Document page text data

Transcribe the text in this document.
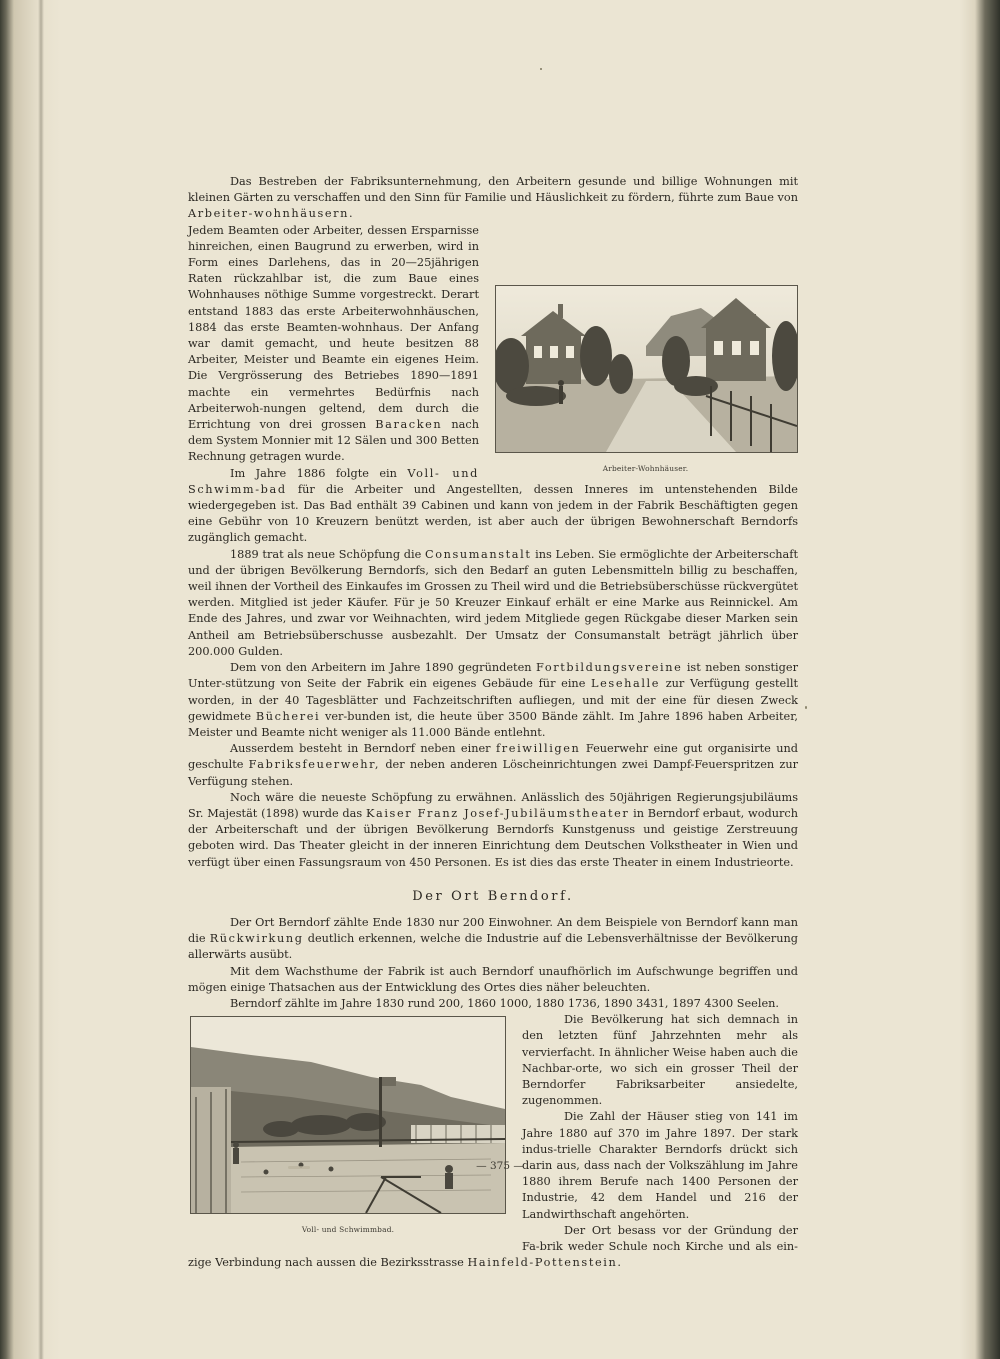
Das Bestreben der Fabriksunternehmung, den Arbeitern gesunde und billige Wohnungen mit kleinen Gärten zu verschaffen und den Sinn für Familie und Häuslichkeit zu fördern, führte zum Baue von Arbeiter-wohnhäusern.

Arbeiter-Wohnhäuser.

Jedem Beamten oder Arbeiter, dessen Ersparnisse hinreichen, einen Baugrund zu erwerben, wird in Form eines Darlehens, das in 20—25jährigen Raten rückzahlbar ist, die zum Baue eines Wohnhauses nöthige Summe vorgestreckt. Derart entstand 1883 das erste Arbeiterwohnhäuschen, 1884 das erste Beamten-wohnhaus. Der Anfang war damit gemacht, und heute besitzen 88 Arbeiter, Meister und Beamte ein eigenes Heim. Die Vergrösserung des Betriebes 1890—1891 machte ein vermehrtes Bedürfnis nach Arbeiterwoh-nungen geltend, dem durch die Errichtung von drei grossen Baracken nach dem System Monnier mit 12 Sälen und 300 Betten Rechnung getragen wurde.

Im Jahre 1886 folgte ein Voll- und Schwimm-bad für die Arbeiter und Angestellten, dessen Inneres im untenstehenden Bilde wiedergegeben ist. Das Bad enthält 39 Cabinen und kann von jedem in der Fabrik Beschäftigten gegen eine Gebühr von 10 Kreuzern benützt werden, ist aber auch der übrigen Bewohnerschaft Berndorfs zugänglich gemacht.

1889 trat als neue Schöpfung die Consumanstalt ins Leben. Sie ermöglichte der Arbeiterschaft und der übrigen Bevölkerung Berndorfs, sich den Bedarf an guten Lebensmitteln billig zu beschaffen, weil ihnen der Vortheil des Einkaufes im Grossen zu Theil wird und die Betriebsüberschüsse rückvergütet werden. Mitglied ist jeder Käufer. Für je 50 Kreuzer Einkauf erhält er eine Marke aus Reinnickel. Am Ende des Jahres, und zwar vor Weihnachten, wird jedem Mitgliede gegen Rückgabe dieser Marken sein Antheil am Betriebsüberschusse ausbezahlt. Der Umsatz der Consumanstalt beträgt jährlich über 200.000 Gulden.

Dem von den Arbeitern im Jahre 1890 gegründeten Fortbildungsvereine ist neben sonstiger Unter-stützung von Seite der Fabrik ein eigenes Gebäude für eine Lesehalle zur Verfügung gestellt worden, in der 40 Tagesblätter und Fachzeitschriften aufliegen, und mit der eine für diesen Zweck gewidmete Bücherei ver-bunden ist, die heute über 3500 Bände zählt. Im Jahre 1896 haben Arbeiter, Meister und Beamte nicht weniger als 11.000 Bände entlehnt.

Ausserdem besteht in Berndorf neben einer freiwilligen Feuerwehr eine gut organisirte und geschulte Fabriksfeuerwehr, der neben anderen Löscheinrichtungen zwei Dampf-Feuerspritzen zur Verfügung stehen.

Noch wäre die neueste Schöpfung zu erwähnen. Anlässlich des 50jährigen Regierungsjubiläums Sr. Majestät (1898) wurde das Kaiser Franz Josef-Jubiläumstheater in Berndorf erbaut, wodurch der Arbeiterschaft und der übrigen Bevölkerung Berndorfs Kunstgenuss und geistige Zerstreuung geboten wird. Das Theater gleicht in der inneren Einrichtung dem Deutschen Volkstheater in Wien und verfügt über einen Fassungsraum von 450 Personen. Es ist dies das erste Theater in einem Industrieorte.

Der Ort Berndorf.

Der Ort Berndorf zählte Ende 1830 nur 200 Einwohner. An dem Beispiele von Berndorf kann man die Rückwirkung deutlich erkennen, welche die Industrie auf die Lebensverhältnisse der Bevölkerung allerwärts ausübt.

Mit dem Wachsthume der Fabrik ist auch Berndorf unaufhörlich im Aufschwunge begriffen und mögen einige Thatsachen aus der Entwicklung des Ortes dies näher beleuchten.

Berndorf zählte im Jahre 1830 rund 200, 1860 1000, 1880 1736, 1890 3431, 1897 4300 Seelen.

Voll- und Schwimmbad.

Die Bevölkerung hat sich demnach in den letzten fünf Jahrzehnten mehr als vervierfacht. In ähnlicher Weise haben auch die Nachbar-orte, wo sich ein grosser Theil der Berndorfer Fabriksarbeiter ansiedelte, zugenommen.

Die Zahl der Häuser stieg von 141 im Jahre 1880 auf 370 im Jahre 1897. Der stark indus-trielle Charakter Berndorfs drückt sich darin aus, dass nach der Volkszählung im Jahre 1880 ihrem Berufe nach 1400 Personen der Industrie, 42 dem Handel und 216 der Landwirthschaft angehörten.

Der Ort besass vor der Gründung der Fa-brik weder Schule noch Kirche und als ein-zige Verbindung nach aussen die Bezirksstrasse Hainfeld-Pottenstein.

— 375 —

■ **Task to complete**: Where in the records does the word "zählte" appear? Copy each line that holds it.

■ **Written reply**:
Der Ort Berndorf zählte Ende 1830 nur 200 Einwohner. An dem Beispiele von Berndorf kann man die Rückwirkung deutlich erkennen, welche die Industrie auf die Lebensverhältnisse der Bevölkerung allerwärts ausübt.
Berndorf zählte im Jahre 1830 rund 200, 1860 1000, 1880 1736, 1890 3431, 1897 4300 Seelen.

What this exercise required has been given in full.